- **INPUT MATERIAL**
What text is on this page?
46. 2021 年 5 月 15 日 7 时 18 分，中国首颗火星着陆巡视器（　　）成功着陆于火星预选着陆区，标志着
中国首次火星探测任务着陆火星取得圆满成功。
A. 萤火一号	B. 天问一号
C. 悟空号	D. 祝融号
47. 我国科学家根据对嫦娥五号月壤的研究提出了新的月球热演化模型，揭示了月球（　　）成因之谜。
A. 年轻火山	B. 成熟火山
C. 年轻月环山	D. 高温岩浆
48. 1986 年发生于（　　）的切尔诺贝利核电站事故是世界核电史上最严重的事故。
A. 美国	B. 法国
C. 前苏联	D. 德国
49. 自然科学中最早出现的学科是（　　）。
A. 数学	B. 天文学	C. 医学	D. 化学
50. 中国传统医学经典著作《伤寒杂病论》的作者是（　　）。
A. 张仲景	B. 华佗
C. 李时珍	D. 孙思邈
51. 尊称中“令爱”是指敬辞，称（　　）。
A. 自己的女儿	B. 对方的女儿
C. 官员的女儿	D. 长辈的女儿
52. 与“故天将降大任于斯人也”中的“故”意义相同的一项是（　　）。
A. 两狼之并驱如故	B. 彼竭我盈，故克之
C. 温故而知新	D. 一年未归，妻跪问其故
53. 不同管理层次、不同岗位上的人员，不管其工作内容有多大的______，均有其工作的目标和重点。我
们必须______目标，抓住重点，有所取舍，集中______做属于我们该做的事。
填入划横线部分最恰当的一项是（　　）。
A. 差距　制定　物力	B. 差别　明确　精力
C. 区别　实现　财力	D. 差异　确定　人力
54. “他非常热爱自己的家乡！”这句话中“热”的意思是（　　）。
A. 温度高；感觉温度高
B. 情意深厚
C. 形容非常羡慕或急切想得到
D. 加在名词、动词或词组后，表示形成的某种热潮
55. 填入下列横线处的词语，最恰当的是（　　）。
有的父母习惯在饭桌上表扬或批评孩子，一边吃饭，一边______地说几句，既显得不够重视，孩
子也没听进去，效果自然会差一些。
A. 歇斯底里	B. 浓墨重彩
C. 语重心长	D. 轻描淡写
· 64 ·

- **JOB**
Reproduce all the data word for word.

- **RESULT FOR THIS EXERCISE**
What text is on this page?
46. 2021 年 5 月 15 日 7 时 18 分，中国首颗火星着陆巡视器（　　）成功着陆于火星预选着陆区，标志着
中国首次火星探测任务着陆火星取得圆满成功。
A. 萤火一号	B. 天问一号
C. 悟空号	D. 祝融号
47. 我国科学家根据对嫦娥五号月壤的研究提出了新的月球热演化模型，揭示了月球（　　）成因之谜。
A. 年轻火山	B. 成熟火山
C. 年轻月环山	D. 高温岩浆
48. 1986 年发生于（　　）的切尔诺贝利核电站事故是世界核电史上最严重的事故。
A. 美国	B. 法国
C. 前苏联	D. 德国
49. 自然科学中最早出现的学科是（　　）。
A. 数学	B. 天文学	C. 医学	D. 化学
50. 中国传统医学经典著作《伤寒杂病论》的作者是（　　）。
A. 张仲景	B. 华佗
C. 李时珍	D. 孙思邈
51. 尊称中“令爱”是指敬辞，称（　　）。
A. 自己的女儿	B. 对方的女儿
C. 官员的女儿	D. 长辈的女儿
52. 与“故天将降大任于斯人也”中的“故”意义相同的一项是（　　）。
A. 两狼之并驱如故	B. 彼竭我盈，故克之
C. 温故而知新	D. 一年未归，妻跪问其故
53. 不同管理层次、不同岗位上的人员，不管其工作内容有多大的______，均有其工作的目标和重点。我
们必须______目标，抓住重点，有所取舍，集中______做属于我们该做的事。
填入划横线部分最恰当的一项是（　　）。
A. 差距　制定　物力	B. 差别　明确　精力
C. 区别　实现　财力	D. 差异　确定　人力
54. “他非常热爱自己的家乡！”这句话中“热”的意思是（　　）。
A. 温度高；感觉温度高
B. 情意深厚
C. 形容非常羡慕或急切想得到
D. 加在名词、动词或词组后，表示形成的某种热潮
55. 填入下列横线处的词语，最恰当的是（　　）。
有的父母习惯在饭桌上表扬或批评孩子，一边吃饭，一边______地说几句，既显得不够重视，孩
子也没听进去，效果自然会差一些。
A. 歇斯底里	B. 浓墨重彩
C. 语重心长	D. 轻描淡写
· 64 ·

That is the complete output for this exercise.